§ **EXERCISE AIM**:
Determine the number of lines containing the word "JSON". Reply with it and nothing else.

========================================

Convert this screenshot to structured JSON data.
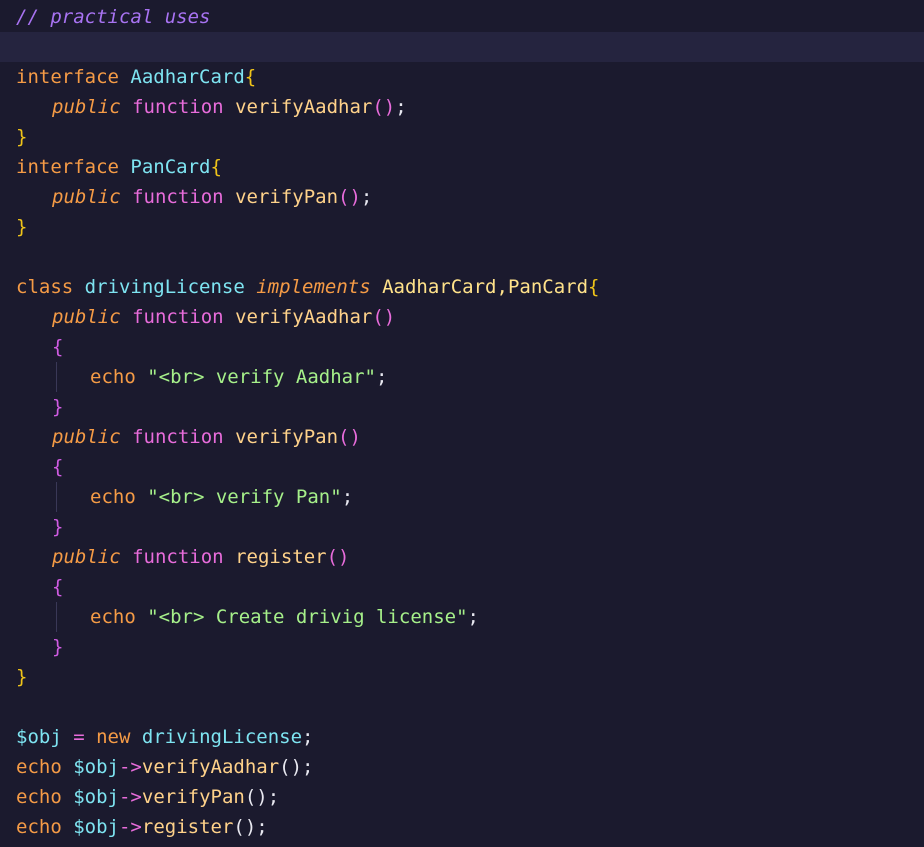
{
  "editor": {
    "comment": "// practical uses",
    "iface1": {
      "keyword": "interface",
      "name": "AadharCard",
      "method": "verifyAadhar"
    },
    "iface2": {
      "keyword": "interface",
      "name": "PanCard",
      "method": "verifyPan"
    },
    "public": "public",
    "function": "function",
    "open_brace": "{",
    "close_brace": "}",
    "parens": "()",
    "semicolon": ";",
    "cls": {
      "keyword": "class",
      "name": "drivingLicense",
      "implements": "implements",
      "interfaces": "AadharCard,PanCard",
      "m1": "verifyAadhar",
      "s1": "\"<br> verify Aadhar\"",
      "m2": "verifyPan",
      "s2": "\"<br> verify Pan\"",
      "m3": "register",
      "s3": "\"<br> Create drivig license\""
    },
    "echo": "echo",
    "obj_var": "$obj",
    "assign": " = ",
    "new": "new",
    "arrow": "->",
    "call_suffix": "();"
  }
}
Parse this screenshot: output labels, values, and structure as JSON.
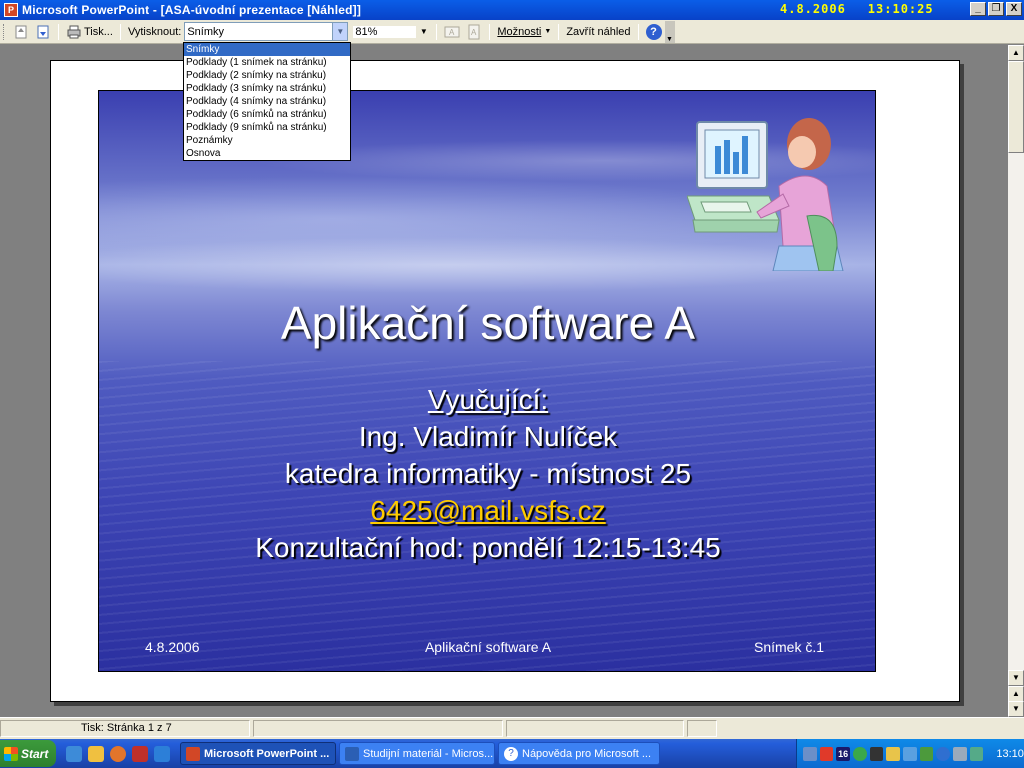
{
  "window": {
    "title": "Microsoft PowerPoint - [ASA-úvodní prezentace [Náhled]]",
    "date": "4.8.2006",
    "time": "13:10:25",
    "minimize": "_",
    "restore": "❐",
    "close": "X"
  },
  "toolbar": {
    "print_label": "Tisk...",
    "print_what_label": "Vytisknout:",
    "print_what_value": "Snímky",
    "zoom_value": "81%",
    "options_label": "Možnosti",
    "close_preview_label": "Zavřít náhled",
    "help": "?"
  },
  "print_what_options": [
    "Snímky",
    "Podklady (1 snímek na stránku)",
    "Podklady (2 snímky na stránku)",
    "Podklady (3 snímky na stránku)",
    "Podklady (4 snímky na stránku)",
    "Podklady (6 snímků na stránku)",
    "Podklady (9 snímků na stránku)",
    "Poznámky",
    "Osnova"
  ],
  "slide": {
    "title": "Aplikační software A",
    "lines": {
      "teacher_label": "Vyučující:",
      "teacher_name": "Ing. Vladimír Nulíček",
      "department": "katedra informatiky - místnost 25",
      "email": "6425@mail.vsfs.cz",
      "consultation": "Konzultační hod: pondělí 12:15-13:45"
    },
    "footer_date": "4.8.2006",
    "footer_title": "Aplikační software A",
    "footer_slide": "Snímek č.1"
  },
  "status": {
    "page": "Tisk: Stránka 1 z 7"
  },
  "taskbar": {
    "start_label": "Start",
    "tasks": [
      "Microsoft PowerPoint ...",
      "Studijní materiál - Micros...",
      "Nápověda pro Microsoft ..."
    ],
    "tray_badge": "16",
    "clock": "13:10"
  },
  "colors": {
    "titlebar": "#0a5ee8",
    "clock": "#ffff00",
    "slide_link": "#ffcc00"
  }
}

========================================

§ **THE RESULT**:
2